[A block of data]
.....
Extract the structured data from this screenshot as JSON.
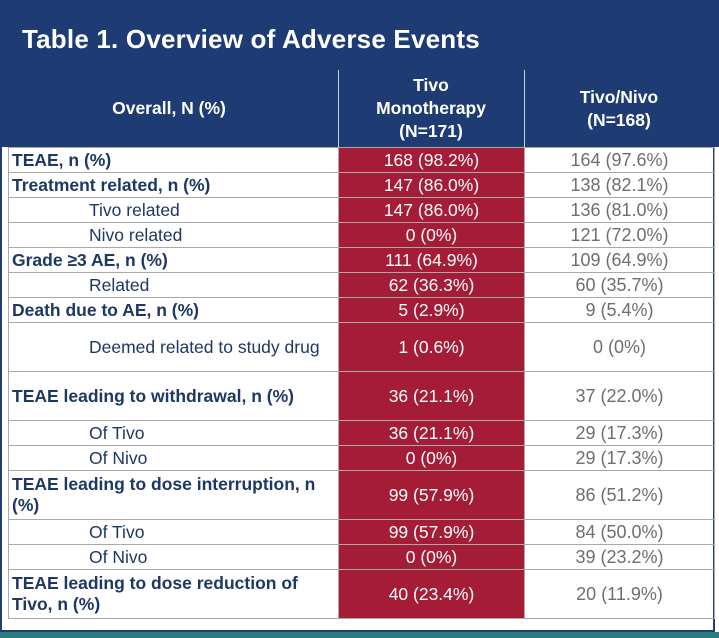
{
  "title": "Table 1. Overview of Adverse Events",
  "columns": {
    "overall": "Overall, N (%)",
    "tivo_line1": "Tivo",
    "tivo_line2": "Monotherapy",
    "tivo_line3": "(N=171)",
    "tivonivo_line1": "Tivo/Nivo",
    "tivonivo_line2": "(N=168)"
  },
  "rows": [
    {
      "label": "TEAE, n (%)",
      "tivo": "168 (98.2%)",
      "tivonivo": "164 (97.6%)"
    },
    {
      "label": "Treatment related, n (%)",
      "tivo": "147 (86.0%)",
      "tivonivo": "138 (82.1%)"
    },
    {
      "label": "Tivo related",
      "tivo": "147 (86.0%)",
      "tivonivo": "136 (81.0%)"
    },
    {
      "label": "Nivo related",
      "tivo": "0 (0%)",
      "tivonivo": "121 (72.0%)"
    },
    {
      "label": "Grade ≥3 AE, n (%)",
      "tivo": "111 (64.9%)",
      "tivonivo": "109 (64.9%)"
    },
    {
      "label": "Related",
      "tivo": "62 (36.3%)",
      "tivonivo": "60 (35.7%)"
    },
    {
      "label": "Death due to AE, n (%)",
      "tivo": "5 (2.9%)",
      "tivonivo": "9 (5.4%)"
    },
    {
      "label": "Deemed related to study drug",
      "tivo": "1 (0.6%)",
      "tivonivo": "0 (0%)"
    },
    {
      "label": "TEAE leading to withdrawal, n (%)",
      "tivo": "36 (21.1%)",
      "tivonivo": "37 (22.0%)"
    },
    {
      "label": "Of Tivo",
      "tivo": "36 (21.1%)",
      "tivonivo": "29 (17.3%)"
    },
    {
      "label": "Of Nivo",
      "tivo": "0 (0%)",
      "tivonivo": "29 (17.3%)"
    },
    {
      "label": "TEAE leading to dose interruption, n (%)",
      "tivo": "99 (57.9%)",
      "tivonivo": "86 (51.2%)"
    },
    {
      "label": "Of Tivo",
      "tivo": "99 (57.9%)",
      "tivonivo": "84 (50.0%)"
    },
    {
      "label": "Of Nivo",
      "tivo": "0 (0%)",
      "tivonivo": "39 (23.2%)"
    },
    {
      "label": "TEAE leading to dose reduction of Tivo, n (%)",
      "tivo": "40 (23.4%)",
      "tivonivo": "20 (11.9%)"
    }
  ]
}
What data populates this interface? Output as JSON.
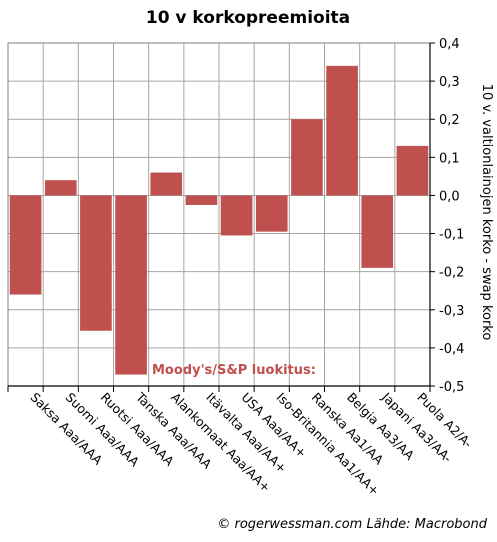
{
  "chart_data": {
    "type": "bar",
    "title": "10 v korkopreemioita",
    "ylabel": "10 v. valtionlainojen korko - swap korko",
    "annotation": "Moody's/S&P luokitus:",
    "credit": "© rogerwessman.com Lähde: Macrobond",
    "categories": [
      "Saksa Aaa/AAA",
      "Suomi Aaa/AAA",
      "Ruotsi Aaa/AAA",
      "Tanska Aaa/AAA",
      "Alankomaat Aaa/AA+",
      "Itävalta Aaa/AA+",
      "USA Aaa/AA+",
      "Iso-Britannia Aa1/AA+",
      "Ranska Aa1/AA",
      "Belgia Aa3/AA",
      "Japani Aa3/AA-",
      "Puola A2/A-"
    ],
    "values": [
      -0.26,
      0.04,
      -0.355,
      -0.47,
      0.06,
      -0.025,
      -0.105,
      -0.095,
      0.2,
      0.34,
      -0.19,
      0.13
    ],
    "ylim": [
      -0.5,
      0.4
    ],
    "yticks": [
      0.4,
      0.3,
      0.2,
      0.1,
      0.0,
      -0.1,
      -0.2,
      -0.3,
      -0.4,
      -0.5
    ],
    "ytick_labels": [
      "0,4",
      "0,3",
      "0,2",
      "0,1",
      "0,0",
      "-0,1",
      "-0,2",
      "-0,3",
      "-0,4",
      "-0,5"
    ],
    "yaxis_side": "right",
    "grid": true,
    "bar_color": "#c0504d"
  }
}
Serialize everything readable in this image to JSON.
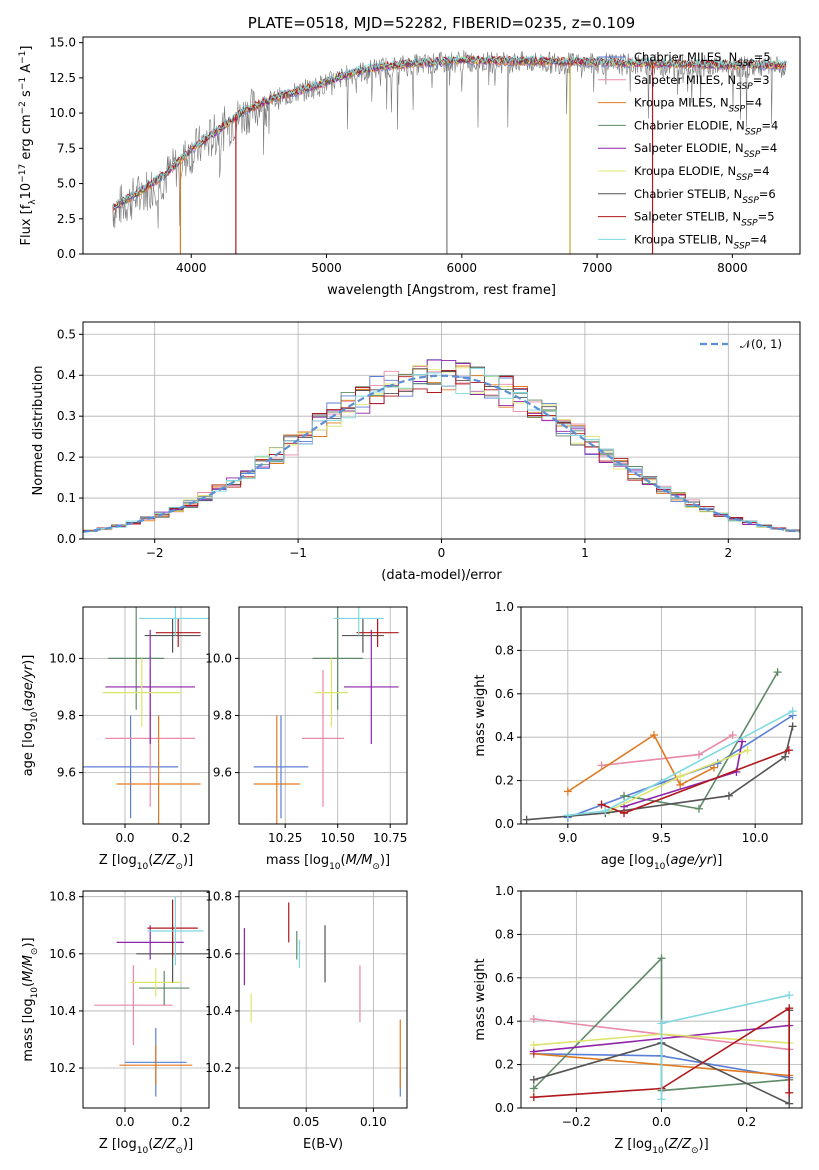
{
  "chart_data": [
    {
      "id": "spectrum",
      "type": "line",
      "title": "PLATE=0518, MJD=52282, FIBERID=0235, z=0.109",
      "xlabel": "wavelength [Angstrom, rest frame]",
      "ylabel": "Flux [f_λ 10^-17 erg cm^-2 s^-1 A^-1]",
      "xlim": [
        3200,
        8500
      ],
      "ylim": [
        0,
        15.4
      ],
      "xticks": [
        4000,
        5000,
        6000,
        7000,
        8000
      ],
      "yticks": [
        0.0,
        2.5,
        5.0,
        7.5,
        10.0,
        12.5,
        15.0
      ],
      "grid": false,
      "legend_position": "right",
      "series": [
        {
          "name": "Chabrier MILES",
          "nssp": "5",
          "color": "#5b7fd6"
        },
        {
          "name": "Salpeter MILES",
          "nssp": "3",
          "color": "#e88aa8"
        },
        {
          "name": "Kroupa MILES",
          "nssp": "4",
          "color": "#e07a20"
        },
        {
          "name": "Chabrier ELODIE",
          "nssp": "4",
          "color": "#5f8a68"
        },
        {
          "name": "Salpeter ELODIE",
          "nssp": "4",
          "color": "#8e24aa"
        },
        {
          "name": "Kroupa ELODIE",
          "nssp": "4",
          "color": "#dde46a"
        },
        {
          "name": "Chabrier STELIB",
          "nssp": "6",
          "color": "#555555"
        },
        {
          "name": "Salpeter STELIB",
          "nssp": "5",
          "color": "#b0181c"
        },
        {
          "name": "Kroupa STELIB",
          "nssp": "4",
          "color": "#7fd8e0"
        }
      ],
      "model_curve": {
        "x": [
          3400,
          3600,
          3800,
          4000,
          4200,
          4400,
          4600,
          4800,
          5000,
          5200,
          5400,
          5600,
          5800,
          6000,
          6200,
          6500,
          7000,
          7500,
          8000,
          8400
        ],
        "y": [
          3.2,
          4.3,
          5.6,
          7.4,
          8.8,
          10.2,
          11.0,
          11.6,
          12.2,
          12.9,
          13.3,
          13.5,
          13.6,
          13.8,
          13.7,
          13.7,
          13.6,
          13.5,
          13.4,
          13.4
        ]
      },
      "observed_curve": {
        "x": [
          3400,
          3600,
          3800,
          4000,
          4200,
          4400,
          4600,
          4800,
          5000,
          5200,
          5400,
          5600,
          5800,
          6000,
          6200,
          6500,
          7000,
          7500,
          8000,
          8400
        ],
        "y": [
          3.0,
          4.1,
          5.4,
          7.2,
          8.6,
          10.0,
          10.9,
          11.5,
          12.1,
          12.8,
          13.2,
          13.4,
          13.5,
          13.7,
          13.6,
          13.6,
          13.5,
          13.4,
          13.3,
          13.2
        ]
      },
      "spikes_x": [
        3920,
        4330,
        5890,
        6800,
        7410
      ]
    },
    {
      "id": "residual-hist",
      "type": "line",
      "xlabel": "(data-model)/error",
      "ylabel": "Normed distribution",
      "xlim": [
        -2.5,
        2.5
      ],
      "ylim": [
        0,
        0.53
      ],
      "xticks": [
        -2,
        -1,
        0,
        1,
        2
      ],
      "yticks": [
        0.0,
        0.1,
        0.2,
        0.3,
        0.4,
        0.5
      ],
      "grid": true,
      "legend": [
        "𝒩(0, 1)"
      ],
      "legend_position": "top-right",
      "gaussian_color": "#5b8fd6",
      "bin_width": 0.1
    },
    {
      "id": "age-vs-Z",
      "type": "scatter",
      "xlabel": "Z [log10(Z/Z⊙)]",
      "ylabel": "age  [log10(age/yr)]",
      "xlim": [
        -0.15,
        0.3
      ],
      "ylim": [
        9.42,
        10.18
      ],
      "xticks": [
        0.0,
        0.2
      ],
      "yticks": [
        9.6,
        9.8,
        10.0
      ],
      "grid": true,
      "points": [
        {
          "series": "Chabrier MILES",
          "x": 0.02,
          "y": 9.62,
          "xerr": 0.17,
          "yerr": 0.18
        },
        {
          "series": "Salpeter MILES",
          "x": 0.09,
          "y": 9.72,
          "xerr": 0.16,
          "yerr": 0.24
        },
        {
          "series": "Kroupa MILES",
          "x": 0.12,
          "y": 9.56,
          "xerr": 0.15,
          "yerr": 0.24
        },
        {
          "series": "Chabrier ELODIE",
          "x": 0.04,
          "y": 10.0,
          "xerr": 0.1,
          "yerr": 0.18
        },
        {
          "series": "Salpeter ELODIE",
          "x": 0.09,
          "y": 9.9,
          "xerr": 0.16,
          "yerr": 0.2
        },
        {
          "series": "Kroupa ELODIE",
          "x": 0.06,
          "y": 9.88,
          "xerr": 0.14,
          "yerr": 0.12
        },
        {
          "series": "Chabrier STELIB",
          "x": 0.17,
          "y": 10.08,
          "xerr": 0.1,
          "yerr": 0.06
        },
        {
          "series": "Salpeter STELIB",
          "x": 0.19,
          "y": 10.09,
          "xerr": 0.08,
          "yerr": 0.05
        },
        {
          "series": "Kroupa STELIB",
          "x": 0.18,
          "y": 10.14,
          "xerr": 0.13,
          "yerr": 0.06
        }
      ]
    },
    {
      "id": "age-vs-mass",
      "type": "scatter",
      "xlabel": "mass [log10(M/M⊙)]",
      "ylabel": "",
      "xlim": [
        10.03,
        10.83
      ],
      "ylim": [
        9.42,
        10.18
      ],
      "xticks": [
        10.25,
        10.5,
        10.75
      ],
      "yticks": [
        9.6,
        9.8,
        10.0
      ],
      "grid": true,
      "points": [
        {
          "series": "Chabrier MILES",
          "x": 10.23,
          "y": 9.62,
          "xerr": 0.13,
          "yerr": 0.18
        },
        {
          "series": "Salpeter MILES",
          "x": 10.43,
          "y": 9.72,
          "xerr": 0.1,
          "yerr": 0.24
        },
        {
          "series": "Kroupa MILES",
          "x": 10.21,
          "y": 9.56,
          "xerr": 0.11,
          "yerr": 0.24
        },
        {
          "series": "Chabrier ELODIE",
          "x": 10.5,
          "y": 10.0,
          "xerr": 0.12,
          "yerr": 0.18
        },
        {
          "series": "Salpeter ELODIE",
          "x": 10.66,
          "y": 9.9,
          "xerr": 0.13,
          "yerr": 0.2
        },
        {
          "series": "Kroupa ELODIE",
          "x": 10.47,
          "y": 9.88,
          "xerr": 0.08,
          "yerr": 0.12
        },
        {
          "series": "Chabrier STELIB",
          "x": 10.62,
          "y": 10.08,
          "xerr": 0.1,
          "yerr": 0.06
        },
        {
          "series": "Salpeter STELIB",
          "x": 10.69,
          "y": 10.09,
          "xerr": 0.1,
          "yerr": 0.05
        },
        {
          "series": "Kroupa STELIB",
          "x": 10.6,
          "y": 10.14,
          "xerr": 0.12,
          "yerr": 0.06
        }
      ]
    },
    {
      "id": "weight-vs-age",
      "type": "line",
      "xlabel": "age  [log10(age/yr)]",
      "ylabel": "mass weight",
      "xlim": [
        8.75,
        10.25
      ],
      "ylim": [
        0,
        1.0
      ],
      "xticks": [
        9.0,
        9.5,
        10.0
      ],
      "yticks": [
        0.0,
        0.2,
        0.4,
        0.6,
        0.8,
        1.0
      ],
      "grid": true,
      "series": [
        {
          "name": "Chabrier MILES",
          "x": [
            9.0,
            9.5,
            9.8,
            10.2
          ],
          "y": [
            0.03,
            0.19,
            0.28,
            0.5
          ]
        },
        {
          "name": "Salpeter MILES",
          "x": [
            9.18,
            9.7,
            9.88
          ],
          "y": [
            0.27,
            0.32,
            0.41
          ]
        },
        {
          "name": "Kroupa MILES",
          "x": [
            9.0,
            9.46,
            9.6,
            9.78
          ],
          "y": [
            0.15,
            0.41,
            0.18,
            0.26
          ]
        },
        {
          "name": "Chabrier ELODIE",
          "x": [
            9.3,
            9.7,
            10.12
          ],
          "y": [
            0.13,
            0.07,
            0.7
          ]
        },
        {
          "name": "Salpeter ELODIE",
          "x": [
            9.3,
            9.9,
            9.93
          ],
          "y": [
            0.08,
            0.24,
            0.38
          ]
        },
        {
          "name": "Kroupa ELODIE",
          "x": [
            9.22,
            9.6,
            9.96
          ],
          "y": [
            0.06,
            0.22,
            0.34
          ]
        },
        {
          "name": "Chabrier STELIB",
          "x": [
            8.78,
            9.2,
            9.86,
            10.16,
            10.2
          ],
          "y": [
            0.02,
            0.05,
            0.13,
            0.31,
            0.45
          ]
        },
        {
          "name": "Salpeter STELIB",
          "x": [
            9.18,
            9.3,
            10.18
          ],
          "y": [
            0.09,
            0.05,
            0.34
          ]
        },
        {
          "name": "Kroupa STELIB",
          "x": [
            9.0,
            9.2,
            10.2
          ],
          "y": [
            0.04,
            0.06,
            0.52
          ]
        }
      ]
    },
    {
      "id": "mass-vs-Z",
      "type": "scatter",
      "xlabel": "Z [log10(Z/Z⊙)]",
      "ylabel": "mass [log10(M/M⊙)]",
      "xlim": [
        -0.15,
        0.3
      ],
      "ylim": [
        10.06,
        10.82
      ],
      "xticks": [
        0.0,
        0.2
      ],
      "yticks": [
        10.2,
        10.4,
        10.6,
        10.8
      ],
      "grid": true,
      "points": [
        {
          "series": "Chabrier MILES",
          "x": 0.11,
          "y": 10.22,
          "xerr": 0.11,
          "yerr": 0.12
        },
        {
          "series": "Salpeter MILES",
          "x": 0.03,
          "y": 10.42,
          "xerr": 0.14,
          "yerr": 0.14
        },
        {
          "series": "Kroupa MILES",
          "x": 0.11,
          "y": 10.21,
          "xerr": 0.13,
          "yerr": 0.07
        },
        {
          "series": "Chabrier ELODIE",
          "x": 0.14,
          "y": 10.48,
          "xerr": 0.09,
          "yerr": 0.06
        },
        {
          "series": "Salpeter ELODIE",
          "x": 0.09,
          "y": 10.64,
          "xerr": 0.12,
          "yerr": 0.06
        },
        {
          "series": "Kroupa ELODIE",
          "x": 0.11,
          "y": 10.5,
          "xerr": 0.09,
          "yerr": 0.05
        },
        {
          "series": "Chabrier STELIB",
          "x": 0.17,
          "y": 10.6,
          "xerr": 0.13,
          "yerr": 0.1
        },
        {
          "series": "Salpeter STELIB",
          "x": 0.17,
          "y": 10.69,
          "xerr": 0.09,
          "yerr": 0.1
        },
        {
          "series": "Kroupa STELIB",
          "x": 0.18,
          "y": 10.68,
          "xerr": 0.1,
          "yerr": 0.12
        }
      ]
    },
    {
      "id": "mass-vs-ebv",
      "type": "scatter",
      "xlabel": "E(B-V)",
      "ylabel": "",
      "xlim": [
        0.0,
        0.125
      ],
      "ylim": [
        10.06,
        10.82
      ],
      "xticks": [
        0.05,
        0.1
      ],
      "yticks": [
        10.2,
        10.4,
        10.6,
        10.8
      ],
      "grid": true,
      "points": [
        {
          "series": "Chabrier MILES",
          "x": 0.12,
          "y": 10.15,
          "yerr": 0.05
        },
        {
          "series": "Salpeter MILES",
          "x": 0.09,
          "y": 10.46,
          "yerr": 0.1
        },
        {
          "series": "Kroupa MILES",
          "x": 0.12,
          "y": 10.25,
          "yerr": 0.12
        },
        {
          "series": "Chabrier ELODIE",
          "x": 0.043,
          "y": 10.63,
          "yerr": 0.05
        },
        {
          "series": "Salpeter ELODIE",
          "x": 0.004,
          "y": 10.59,
          "yerr": 0.1
        },
        {
          "series": "Kroupa ELODIE",
          "x": 0.009,
          "y": 10.41,
          "yerr": 0.05
        },
        {
          "series": "Chabrier STELIB",
          "x": 0.064,
          "y": 10.6,
          "yerr": 0.1
        },
        {
          "series": "Salpeter STELIB",
          "x": 0.037,
          "y": 10.71,
          "yerr": 0.07
        },
        {
          "series": "Kroupa STELIB",
          "x": 0.045,
          "y": 10.6,
          "yerr": 0.05
        }
      ]
    },
    {
      "id": "weight-vs-Z",
      "type": "line",
      "xlabel": "Z [log10(Z/Z⊙)]",
      "ylabel": "mass weight",
      "xlim": [
        -0.33,
        0.33
      ],
      "ylim": [
        0,
        1.0
      ],
      "xticks": [
        -0.2,
        0.0,
        0.2
      ],
      "yticks": [
        0.0,
        0.2,
        0.4,
        0.6,
        0.8,
        1.0
      ],
      "grid": true,
      "series": [
        {
          "name": "Chabrier MILES",
          "x": [
            -0.3,
            0.0,
            0.3
          ],
          "y": [
            0.25,
            0.24,
            0.14
          ]
        },
        {
          "name": "Salpeter MILES",
          "x": [
            -0.3,
            0.3
          ],
          "y": [
            0.41,
            0.27
          ]
        },
        {
          "name": "Kroupa MILES",
          "x": [
            -0.3,
            0.3
          ],
          "y": [
            0.25,
            0.15
          ]
        },
        {
          "name": "Chabrier ELODIE",
          "x": [
            -0.3,
            0.0,
            0.0,
            0.3
          ],
          "y": [
            0.09,
            0.69,
            0.08,
            0.13
          ]
        },
        {
          "name": "Salpeter ELODIE",
          "x": [
            -0.3,
            0.3
          ],
          "y": [
            0.26,
            0.38
          ]
        },
        {
          "name": "Kroupa ELODIE",
          "x": [
            -0.3,
            0.0,
            0.3
          ],
          "y": [
            0.29,
            0.34,
            0.3
          ]
        },
        {
          "name": "Chabrier STELIB",
          "x": [
            -0.3,
            0.0,
            0.3,
            0.3
          ],
          "y": [
            0.13,
            0.3,
            0.02,
            0.45
          ]
        },
        {
          "name": "Salpeter STELIB",
          "x": [
            -0.3,
            0.0,
            0.3,
            0.3
          ],
          "y": [
            0.05,
            0.09,
            0.46,
            0.07
          ]
        },
        {
          "name": "Kroupa STELIB",
          "x": [
            0.0,
            0.0,
            0.3
          ],
          "y": [
            0.04,
            0.39,
            0.52
          ]
        }
      ]
    }
  ]
}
.....
> **Stated task**
Which lines include the word "right"? Copy every one of them.

> **Full response**
    "yaxis_side": "right",
      "legend_position": "right",
      "legend_position": "top-right",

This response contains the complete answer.